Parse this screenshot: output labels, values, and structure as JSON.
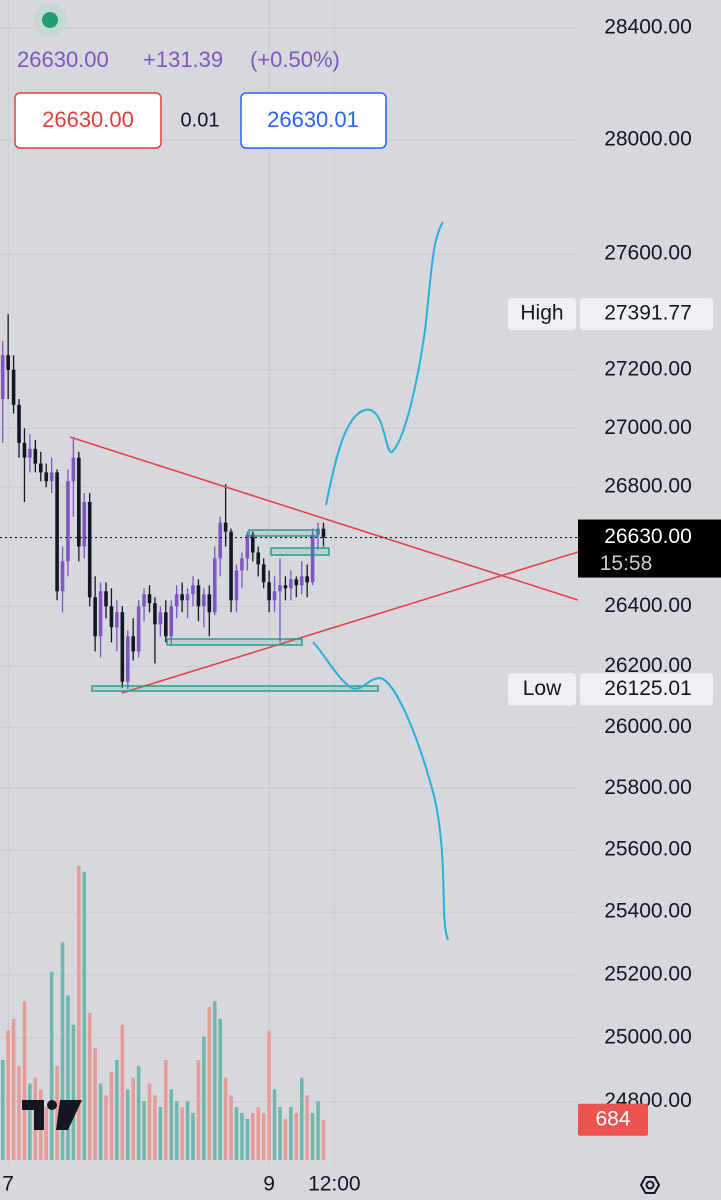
{
  "header": {
    "price": "26630.00",
    "change": "+131.39",
    "change_pct": "(+0.50%)"
  },
  "order_panel": {
    "sell": "26630.00",
    "spread": "0.01",
    "buy": "26630.01"
  },
  "chart_data": {
    "type": "candlestick",
    "log_scale": true,
    "grid": true,
    "up_color": "#7e57c2",
    "down_color": "#131722",
    "volume_up_color": "#6fb8ad",
    "volume_down_color": "#e89c9a",
    "x": [
      -1,
      0,
      1,
      2,
      3,
      4,
      5,
      6,
      7,
      8,
      9,
      10,
      11,
      12,
      13,
      14,
      15,
      16,
      17,
      18,
      19,
      20,
      21,
      22,
      23,
      24,
      25,
      26,
      27,
      28,
      29,
      30,
      31,
      32,
      33,
      34,
      35,
      36,
      37,
      38,
      39,
      40,
      41,
      42,
      43,
      44,
      45,
      46,
      47,
      48,
      49,
      50,
      51,
      52,
      53,
      54,
      55,
      56,
      57,
      58
    ],
    "open": [
      27100,
      27250,
      27200,
      27080,
      26950,
      26900,
      26930,
      26880,
      26850,
      26820,
      26850,
      26450,
      26550,
      26820,
      26900,
      26600,
      26750,
      26430,
      26300,
      26450,
      26400,
      26330,
      26380,
      26150,
      26300,
      26250,
      26400,
      26440,
      26410,
      26340,
      26380,
      26300,
      26400,
      26440,
      26420,
      26440,
      26470,
      26400,
      26440,
      26380,
      26560,
      26680,
      26650,
      26420,
      26520,
      26560,
      26640,
      26580,
      26540,
      26480,
      26420,
      26450,
      26470,
      26460,
      26490,
      26470,
      26500,
      26480,
      26640,
      26660
    ],
    "high": [
      27300,
      27391.77,
      27250,
      27100,
      27000,
      26980,
      26960,
      26920,
      26880,
      26900,
      26860,
      26600,
      26860,
      26970,
      26920,
      26780,
      26780,
      26500,
      26480,
      26480,
      26460,
      26420,
      26400,
      26320,
      26360,
      26420,
      26460,
      26470,
      26430,
      26400,
      26420,
      26420,
      26470,
      26480,
      26460,
      26500,
      26490,
      26460,
      26470,
      26600,
      26700,
      26810,
      26660,
      26540,
      26580,
      26650,
      26650,
      26600,
      26560,
      26520,
      26500,
      26560,
      26500,
      26520,
      26500,
      26550,
      26540,
      26660,
      26680,
      26680
    ],
    "low": [
      26950,
      27100,
      27050,
      26900,
      26750,
      26850,
      26850,
      26820,
      26800,
      26780,
      26420,
      26380,
      26500,
      26700,
      26550,
      26560,
      26400,
      26250,
      26230,
      26360,
      26280,
      26250,
      26130,
      26125.01,
      26220,
      26230,
      26350,
      26380,
      26210,
      26300,
      26280,
      26270,
      26360,
      26380,
      26360,
      26400,
      26350,
      26330,
      26300,
      26370,
      26500,
      26600,
      26380,
      26380,
      26460,
      26520,
      26550,
      26500,
      26460,
      26380,
      26380,
      26280,
      26420,
      26420,
      26430,
      26440,
      26430,
      26470,
      26590,
      26600
    ],
    "close": [
      27250,
      27200,
      27080,
      26950,
      26900,
      26930,
      26880,
      26850,
      26820,
      26850,
      26450,
      26550,
      26820,
      26900,
      26600,
      26750,
      26430,
      26300,
      26450,
      26400,
      26330,
      26380,
      26150,
      26300,
      26250,
      26400,
      26440,
      26410,
      26340,
      26380,
      26300,
      26400,
      26440,
      26420,
      26440,
      26470,
      26400,
      26440,
      26380,
      26560,
      26680,
      26650,
      26420,
      26520,
      26560,
      26640,
      26580,
      26540,
      26480,
      26420,
      26450,
      26470,
      26460,
      26490,
      26470,
      26500,
      26480,
      26640,
      26660,
      26630
    ],
    "volume": [
      1700,
      2200,
      2400,
      1600,
      2700,
      1300,
      1400,
      1200,
      900,
      3200,
      1600,
      3700,
      2800,
      2300,
      5000,
      4900,
      2500,
      1900,
      1300,
      1100,
      1500,
      1700,
      2300,
      1200,
      1400,
      1600,
      1000,
      1300,
      1100,
      900,
      1700,
      1200,
      1000,
      900,
      1000,
      800,
      1700,
      2100,
      2600,
      2700,
      2400,
      1400,
      1100,
      900,
      800,
      700,
      800,
      900,
      800,
      2200,
      1200,
      900,
      700,
      900,
      800,
      1400,
      1100,
      800,
      1000,
      684
    ],
    "volume_ylim": [
      0,
      5100
    ],
    "xlim": [
      -1.5,
      105
    ],
    "xticks": [
      {
        "value": 0,
        "label": "7"
      },
      {
        "value": 48,
        "label": "9"
      },
      {
        "value": 60,
        "label": "12:00"
      }
    ],
    "ylim": [
      24700,
      28500
    ],
    "yticks": [
      {
        "value": 28400,
        "label": "28400.00"
      },
      {
        "value": 28000,
        "label": "28000.00"
      },
      {
        "value": 27600,
        "label": "27600.00"
      },
      {
        "value": 27200,
        "label": "27200.00"
      },
      {
        "value": 27000,
        "label": "27000.00"
      },
      {
        "value": 26800,
        "label": "26800.00"
      },
      {
        "value": 26400,
        "label": "26400.00"
      },
      {
        "value": 26200,
        "label": "26200.00"
      },
      {
        "value": 26000,
        "label": "26000.00"
      },
      {
        "value": 25800,
        "label": "25800.00"
      },
      {
        "value": 25600,
        "label": "25600.00"
      },
      {
        "value": 25400,
        "label": "25400.00"
      },
      {
        "value": 25200,
        "label": "25200.00"
      },
      {
        "value": 25000,
        "label": "25000.00"
      },
      {
        "value": 24800,
        "label": "24800.00"
      }
    ],
    "high_label": "High",
    "low_label": "Low",
    "last_price_label": "26630.00",
    "countdown": "15:58"
  }
}
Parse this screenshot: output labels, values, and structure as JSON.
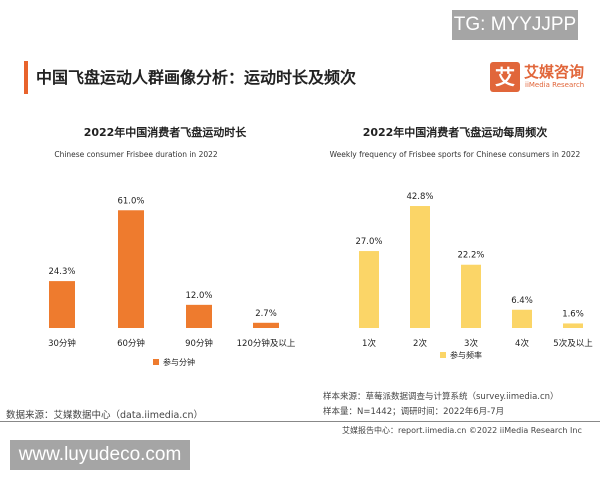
{
  "watermarks": {
    "top": "TG: MYYJJPP",
    "bottom": "www.luyudeco.com"
  },
  "header": {
    "title": "中国飞盘运动人群画像分析：运动时长及频次",
    "logo_glyph": "艾",
    "logo_cn": "艾媒咨询",
    "logo_en": "iiMedia Research"
  },
  "colors": {
    "left": "#ee7b2e",
    "right": "#fbd567",
    "accent": "#e8632c"
  },
  "chart_data": [
    {
      "type": "bar",
      "title": "2022年中国消费者飞盘运动时长",
      "subtitle": "Chinese consumer Frisbee duration in 2022",
      "categories": [
        "30分钟",
        "60分钟",
        "90分钟",
        "120分钟及以上"
      ],
      "values": [
        24.3,
        61.0,
        12.0,
        2.7
      ],
      "labels": [
        "24.3%",
        "61.0%",
        "12.0%",
        "2.7%"
      ],
      "series": [
        {
          "name": "参与分钟",
          "values": [
            24.3,
            61.0,
            12.0,
            2.7
          ]
        }
      ],
      "legend": "bottom",
      "grid": false
    },
    {
      "type": "bar",
      "title": "2022年中国消费者飞盘运动每周频次",
      "subtitle": "Weekly frequency of Frisbee sports for Chinese consumers in 2022",
      "categories": [
        "1次",
        "2次",
        "3次",
        "4次",
        "5次及以上"
      ],
      "values": [
        27.0,
        42.8,
        22.2,
        6.4,
        1.6
      ],
      "labels": [
        "27.0%",
        "42.8%",
        "22.2%",
        "6.4%",
        "1.6%"
      ],
      "series": [
        {
          "name": "参与频率",
          "values": [
            27.0,
            42.8,
            22.2,
            6.4,
            1.6
          ]
        }
      ],
      "legend": "bottom",
      "grid": false
    }
  ],
  "footer": {
    "source": "数据来源：艾媒数据中心（data.iimedia.cn）",
    "sample_source": "样本来源：草莓派数据调查与计算系统（survey.iimedia.cn）",
    "sample_size": "样本量：N=1442；调研时间：2022年6月-7月",
    "copyright": "艾媒报告中心：report.iimedia.cn ©2022 iiMedia Research Inc"
  }
}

- **Your instructions**: How many lines in the listing contain "Frisbee"? Answer with the number alone.

- **The answer**: 2